STATED PROBLEM: Repeat the entries below exactly as they appear, with no pictures.

___ INFORMATION SUPPLIED ___

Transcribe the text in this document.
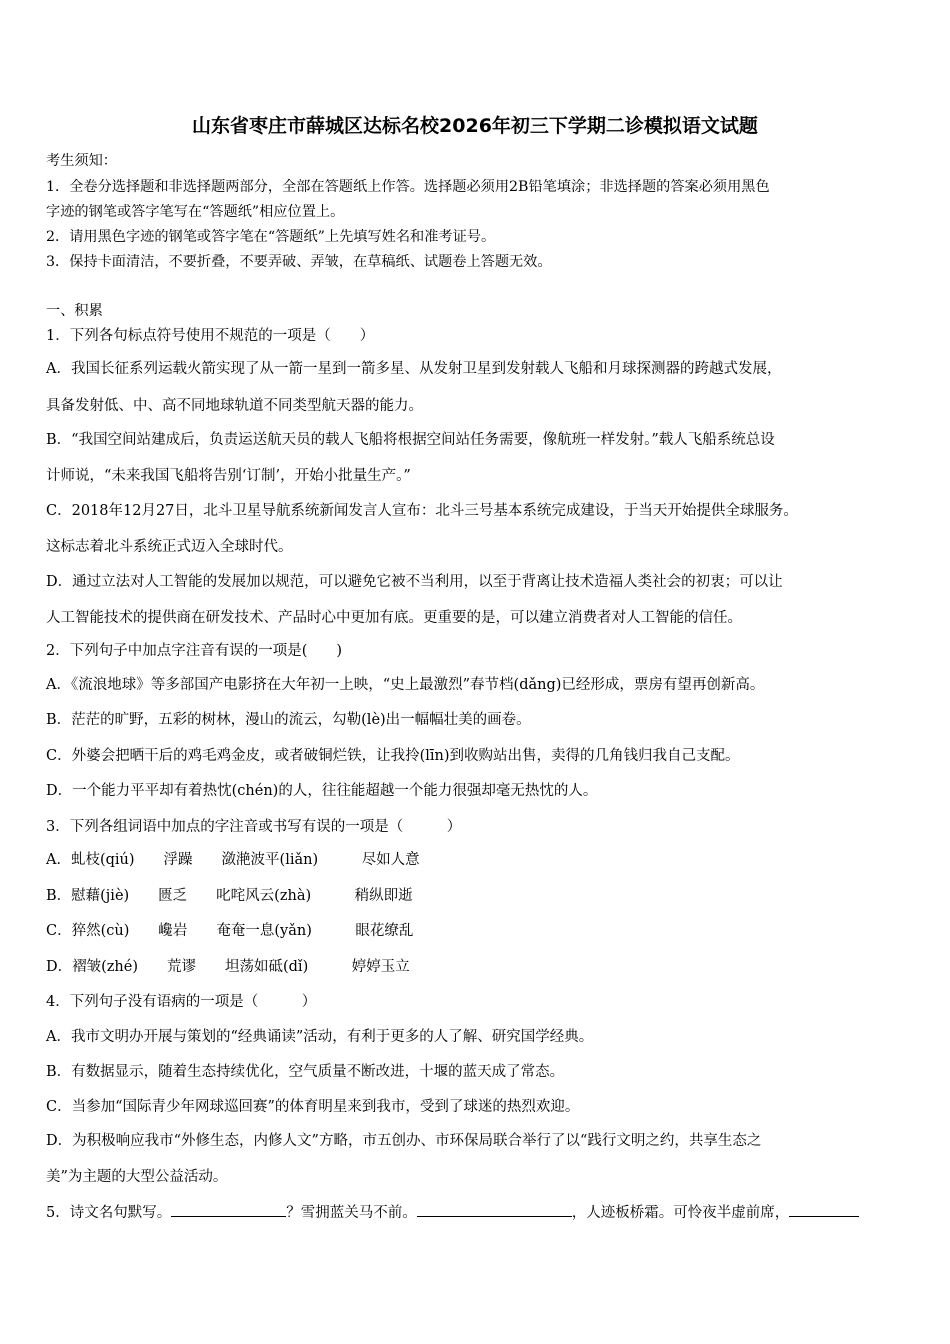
山东省枣庄市薛城区达标名校2026年初三下学期二诊模拟语文试题
考生须知：
1．全卷分选择题和非选择题两部分，全部在答题纸上作答。选择题必须用2B铅笔填涂；非选择题的答案必须用黑色
字迹的钢笔或答字笔写在“答题纸”相应位置上。
2．请用黑色字迹的钢笔或答字笔在“答题纸”上先填写姓名和准考证号。
3．保持卡面清洁，不要折叠，不要弄破、弄皱，在草稿纸、试题卷上答题无效。
一、积累
1．下列各句标点符号使用不规范的一项是（　　）
A．我国长征系列运载火箭实现了从一箭一星到一箭多星、从发射卫星到发射载人飞船和月球探测器的跨越式发展，
具备发射低、中、高不同地球轨道不同类型航天器的能力。
B．“我国空间站建成后，负责运送航天员的载人飞船将根据空间站任务需要，像航班一样发射。”载人飞船系统总设
计师说，“未来我国飞船将告别‘订制’，开始小批量生产。”
C．2018年12月27日，北斗卫星导航系统新闻发言人宣布：北斗三号基本系统完成建设，于当天开始提供全球服务。
这标志着北斗系统正式迈入全球时代。
D．通过立法对人工智能的发展加以规范，可以避免它被不当利用，以至于背离让技术造福人类社会的初衷；可以让
人工智能技术的提供商在研发技术、产品时心中更加有底。更重要的是，可以建立消费者对人工智能的信任。
2．下列句子中加点字注音有误的一项是(　　)
A．《流浪地球》等多部国产电影挤在大年初一上映，“史上最激烈”春节档(dǎng)已经形成，票房有望再创新高。
B．茫茫的旷野，五彩的树林，漫山的流云，勾勒(lè)出一幅幅壮美的画卷。
C．外婆会把晒干后的鸡毛鸡金皮，或者破铜烂铁，让我拎(līn)到收购站出售，卖得的几角钱归我自己支配。
D．一个能力平平却有着热忱(chén)的人，往往能超越一个能力很强却毫无热忱的人。
3．下列各组词语中加点的字注音或书写有误的一项是（　　　）
A．虬枝(qiú)　　浮躁　　潋滟波平(liǎn)　　　尽如人意
B．慰藉(jiè)　　匮乏　　叱咤风云(zhà)　　　稍纵即逝
C．猝然(cù)　　巉岩　　奄奄一息(yǎn)　　　眼花缭乱
D．褶皱(zhé)　　荒谬　　坦荡如砥(dǐ)　　　婷婷玉立
4．下列句子没有语病的一项是（　　　）
A．我市文明办开展与策划的“经典诵读”活动，有利于更多的人了解、研究国学经典。
B．有数据显示，随着生态持续优化，空气质量不断改进，十堰的蓝天成了常态。
C．当参加“国际青少年网球巡回赛”的体育明星来到我市，受到了球迷的热烈欢迎。
D．为积极响应我市“外修生态，内修人文”方略，市五创办、市环保局联合举行了以“践行文明之约，共享生态之
美”为主题的大型公益活动。
5．诗文名句默写。	？雪拥蓝关马不前。	，人迹板桥霜。可怜夜半虚前席，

___

SOLUTION FOR THIS TASK:
Transcribe the text in this document.
山东省枣庄市薛城区达标名校2026年初三下学期二诊模拟语文试题
考生须知：
1．全卷分选择题和非选择题两部分，全部在答题纸上作答。选择题必须用2B铅笔填涂；非选择题的答案必须用黑色
字迹的钢笔或答字笔写在“答题纸”相应位置上。
2．请用黑色字迹的钢笔或答字笔在“答题纸”上先填写姓名和准考证号。
3．保持卡面清洁，不要折叠，不要弄破、弄皱，在草稿纸、试题卷上答题无效。
一、积累
1．下列各句标点符号使用不规范的一项是（　　）
A．我国长征系列运载火箭实现了从一箭一星到一箭多星、从发射卫星到发射载人飞船和月球探测器的跨越式发展，
具备发射低、中、高不同地球轨道不同类型航天器的能力。
B．“我国空间站建成后，负责运送航天员的载人飞船将根据空间站任务需要，像航班一样发射。”载人飞船系统总设
计师说，“未来我国飞船将告别‘订制’，开始小批量生产。”
C．2018年12月27日，北斗卫星导航系统新闻发言人宣布：北斗三号基本系统完成建设，于当天开始提供全球服务。
这标志着北斗系统正式迈入全球时代。
D．通过立法对人工智能的发展加以规范，可以避免它被不当利用，以至于背离让技术造福人类社会的初衷；可以让
人工智能技术的提供商在研发技术、产品时心中更加有底。更重要的是，可以建立消费者对人工智能的信任。
2．下列句子中加点字注音有误的一项是(　　)
A．《流浪地球》等多部国产电影挤在大年初一上映，“史上最激烈”春节档(dǎng)已经形成，票房有望再创新高。
B．茫茫的旷野，五彩的树林，漫山的流云，勾勒(lè)出一幅幅壮美的画卷。
C．外婆会把晒干后的鸡毛鸡金皮，或者破铜烂铁，让我拎(līn)到收购站出售，卖得的几角钱归我自己支配。
D．一个能力平平却有着热忱(chén)的人，往往能超越一个能力很强却毫无热忱的人。
3．下列各组词语中加点的字注音或书写有误的一项是（　　　）
A．虬枝(qiú)　　浮躁　　潋滟波平(liǎn)　　　尽如人意
B．慰藉(jiè)　　匮乏　　叱咤风云(zhà)　　　稍纵即逝
C．猝然(cù)　　巉岩　　奄奄一息(yǎn)　　　眼花缭乱
D．褶皱(zhé)　　荒谬　　坦荡如砥(dǐ)　　　婷婷玉立
4．下列句子没有语病的一项是（　　　）
A．我市文明办开展与策划的“经典诵读”活动，有利于更多的人了解、研究国学经典。
B．有数据显示，随着生态持续优化，空气质量不断改进，十堰的蓝天成了常态。
C．当参加“国际青少年网球巡回赛”的体育明星来到我市，受到了球迷的热烈欢迎。
D．为积极响应我市“外修生态，内修人文”方略，市五创办、市环保局联合举行了以“践行文明之约，共享生态之
美”为主题的大型公益活动。
5．诗文名句默写。	？雪拥蓝关马不前。	，人迹板桥霜。可怜夜半虚前席，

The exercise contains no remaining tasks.